> **Job**: Extract, from the records beneath this instruction, each line that contains the word "OKLA".

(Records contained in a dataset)

□ □ □ □ □ □ □

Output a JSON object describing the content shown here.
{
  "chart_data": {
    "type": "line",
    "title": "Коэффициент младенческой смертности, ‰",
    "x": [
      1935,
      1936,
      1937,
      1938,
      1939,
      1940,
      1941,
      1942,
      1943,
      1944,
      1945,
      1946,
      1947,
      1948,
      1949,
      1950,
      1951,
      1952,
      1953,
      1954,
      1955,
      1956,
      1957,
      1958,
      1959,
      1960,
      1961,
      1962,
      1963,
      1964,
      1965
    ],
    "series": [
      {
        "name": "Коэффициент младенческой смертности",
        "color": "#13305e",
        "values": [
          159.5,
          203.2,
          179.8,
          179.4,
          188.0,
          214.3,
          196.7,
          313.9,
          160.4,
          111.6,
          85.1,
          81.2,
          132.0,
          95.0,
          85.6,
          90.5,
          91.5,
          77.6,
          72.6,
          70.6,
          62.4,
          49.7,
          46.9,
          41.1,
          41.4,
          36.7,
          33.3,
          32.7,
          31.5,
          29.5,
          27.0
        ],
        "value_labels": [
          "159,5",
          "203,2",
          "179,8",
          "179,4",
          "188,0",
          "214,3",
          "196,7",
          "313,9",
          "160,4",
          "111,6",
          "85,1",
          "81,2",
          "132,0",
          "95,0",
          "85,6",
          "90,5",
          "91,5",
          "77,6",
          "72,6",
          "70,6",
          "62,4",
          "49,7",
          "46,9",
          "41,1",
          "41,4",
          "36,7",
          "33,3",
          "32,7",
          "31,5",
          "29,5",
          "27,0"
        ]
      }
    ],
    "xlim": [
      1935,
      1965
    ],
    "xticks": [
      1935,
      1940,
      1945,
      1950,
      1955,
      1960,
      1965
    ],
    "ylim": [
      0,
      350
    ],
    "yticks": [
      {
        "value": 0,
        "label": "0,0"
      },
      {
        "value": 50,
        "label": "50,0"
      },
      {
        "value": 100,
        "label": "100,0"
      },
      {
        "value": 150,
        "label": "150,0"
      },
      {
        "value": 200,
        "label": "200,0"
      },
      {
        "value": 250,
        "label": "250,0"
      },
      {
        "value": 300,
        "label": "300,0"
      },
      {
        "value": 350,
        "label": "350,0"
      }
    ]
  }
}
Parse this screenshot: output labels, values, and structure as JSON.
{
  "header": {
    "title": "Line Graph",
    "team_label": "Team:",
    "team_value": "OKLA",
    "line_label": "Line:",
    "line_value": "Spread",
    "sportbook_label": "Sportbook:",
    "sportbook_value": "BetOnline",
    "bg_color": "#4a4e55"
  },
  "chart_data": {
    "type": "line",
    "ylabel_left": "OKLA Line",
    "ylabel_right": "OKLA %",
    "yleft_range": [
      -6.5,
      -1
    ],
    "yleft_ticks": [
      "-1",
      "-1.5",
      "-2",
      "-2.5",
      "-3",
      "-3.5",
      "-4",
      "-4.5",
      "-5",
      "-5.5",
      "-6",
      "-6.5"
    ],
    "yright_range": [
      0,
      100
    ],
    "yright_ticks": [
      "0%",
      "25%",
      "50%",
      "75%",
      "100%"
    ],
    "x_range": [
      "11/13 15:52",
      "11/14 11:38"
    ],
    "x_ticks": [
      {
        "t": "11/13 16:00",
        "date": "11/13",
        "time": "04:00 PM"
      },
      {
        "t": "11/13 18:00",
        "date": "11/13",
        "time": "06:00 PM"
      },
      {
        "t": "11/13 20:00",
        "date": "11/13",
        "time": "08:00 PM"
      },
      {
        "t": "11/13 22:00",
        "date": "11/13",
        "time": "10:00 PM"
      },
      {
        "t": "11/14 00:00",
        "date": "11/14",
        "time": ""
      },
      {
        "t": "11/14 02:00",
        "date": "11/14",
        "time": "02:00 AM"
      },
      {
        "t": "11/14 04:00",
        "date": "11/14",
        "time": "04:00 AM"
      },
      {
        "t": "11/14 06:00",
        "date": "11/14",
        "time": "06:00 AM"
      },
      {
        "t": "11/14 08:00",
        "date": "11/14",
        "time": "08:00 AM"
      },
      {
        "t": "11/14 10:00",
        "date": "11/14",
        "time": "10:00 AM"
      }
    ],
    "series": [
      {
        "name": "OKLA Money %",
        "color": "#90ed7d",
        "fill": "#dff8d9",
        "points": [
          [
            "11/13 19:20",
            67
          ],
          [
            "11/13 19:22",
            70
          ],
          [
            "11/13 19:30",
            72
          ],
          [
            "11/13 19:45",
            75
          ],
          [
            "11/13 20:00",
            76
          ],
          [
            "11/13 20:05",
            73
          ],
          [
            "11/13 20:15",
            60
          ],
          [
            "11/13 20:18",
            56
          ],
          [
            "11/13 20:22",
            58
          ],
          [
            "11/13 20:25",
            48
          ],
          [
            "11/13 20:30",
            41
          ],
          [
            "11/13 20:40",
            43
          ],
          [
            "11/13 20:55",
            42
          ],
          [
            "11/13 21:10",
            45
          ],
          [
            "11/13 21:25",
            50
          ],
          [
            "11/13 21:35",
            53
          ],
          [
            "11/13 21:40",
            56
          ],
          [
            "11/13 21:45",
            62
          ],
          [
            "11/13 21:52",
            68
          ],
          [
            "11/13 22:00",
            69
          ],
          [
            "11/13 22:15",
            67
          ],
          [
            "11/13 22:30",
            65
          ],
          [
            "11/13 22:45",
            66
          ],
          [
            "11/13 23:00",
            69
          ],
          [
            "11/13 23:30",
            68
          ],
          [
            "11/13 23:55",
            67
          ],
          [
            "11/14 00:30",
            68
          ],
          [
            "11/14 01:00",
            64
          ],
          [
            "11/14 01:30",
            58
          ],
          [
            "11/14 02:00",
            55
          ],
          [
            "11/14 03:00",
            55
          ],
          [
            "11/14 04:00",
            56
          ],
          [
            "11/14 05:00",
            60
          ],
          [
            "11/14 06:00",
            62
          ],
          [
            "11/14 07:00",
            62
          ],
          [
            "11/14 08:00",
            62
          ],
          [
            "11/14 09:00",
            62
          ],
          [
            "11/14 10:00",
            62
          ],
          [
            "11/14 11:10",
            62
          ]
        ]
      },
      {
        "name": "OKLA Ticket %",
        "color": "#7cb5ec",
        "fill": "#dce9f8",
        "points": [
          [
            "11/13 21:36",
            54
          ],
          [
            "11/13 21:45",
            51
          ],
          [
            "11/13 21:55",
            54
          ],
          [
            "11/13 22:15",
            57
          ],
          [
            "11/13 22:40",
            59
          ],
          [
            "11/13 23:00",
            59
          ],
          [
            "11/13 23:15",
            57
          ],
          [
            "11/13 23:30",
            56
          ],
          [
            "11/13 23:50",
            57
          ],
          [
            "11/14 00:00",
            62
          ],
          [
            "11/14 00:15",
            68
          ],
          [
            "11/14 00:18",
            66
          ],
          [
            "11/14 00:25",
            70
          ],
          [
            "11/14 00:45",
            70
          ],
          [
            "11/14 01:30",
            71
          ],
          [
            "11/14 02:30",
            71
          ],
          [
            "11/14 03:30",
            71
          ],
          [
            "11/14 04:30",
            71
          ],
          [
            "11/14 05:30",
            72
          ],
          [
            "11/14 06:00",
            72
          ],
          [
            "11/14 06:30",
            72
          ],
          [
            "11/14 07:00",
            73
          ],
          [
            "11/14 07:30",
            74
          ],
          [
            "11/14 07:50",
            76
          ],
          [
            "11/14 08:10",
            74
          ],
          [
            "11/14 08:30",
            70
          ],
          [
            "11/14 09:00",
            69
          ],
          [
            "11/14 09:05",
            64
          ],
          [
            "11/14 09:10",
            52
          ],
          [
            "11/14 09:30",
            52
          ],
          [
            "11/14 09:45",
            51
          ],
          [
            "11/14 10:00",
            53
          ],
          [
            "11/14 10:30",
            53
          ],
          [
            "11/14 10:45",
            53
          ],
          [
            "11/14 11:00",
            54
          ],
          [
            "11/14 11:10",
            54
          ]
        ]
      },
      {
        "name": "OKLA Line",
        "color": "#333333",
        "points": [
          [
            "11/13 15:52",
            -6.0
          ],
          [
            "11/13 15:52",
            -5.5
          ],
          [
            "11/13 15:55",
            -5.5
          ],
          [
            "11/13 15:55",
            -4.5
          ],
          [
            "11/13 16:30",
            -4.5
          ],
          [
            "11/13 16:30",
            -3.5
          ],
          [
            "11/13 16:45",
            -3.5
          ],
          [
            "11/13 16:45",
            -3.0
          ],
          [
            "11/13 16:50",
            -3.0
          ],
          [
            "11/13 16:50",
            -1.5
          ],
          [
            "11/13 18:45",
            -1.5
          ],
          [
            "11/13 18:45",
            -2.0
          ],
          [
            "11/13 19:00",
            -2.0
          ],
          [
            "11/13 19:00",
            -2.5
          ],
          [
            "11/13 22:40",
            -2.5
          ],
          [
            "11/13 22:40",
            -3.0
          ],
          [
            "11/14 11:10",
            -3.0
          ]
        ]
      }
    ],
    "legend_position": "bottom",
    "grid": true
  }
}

□ □ □ □ □ □ □

> **Solution for this task**:
    "team_value": "OKLA",
    "ylabel_left": "OKLA Line",
    "ylabel_right": "OKLA %",
        "name": "OKLA Money %",
        "name": "OKLA Ticket %",
        "name": "OKLA Line",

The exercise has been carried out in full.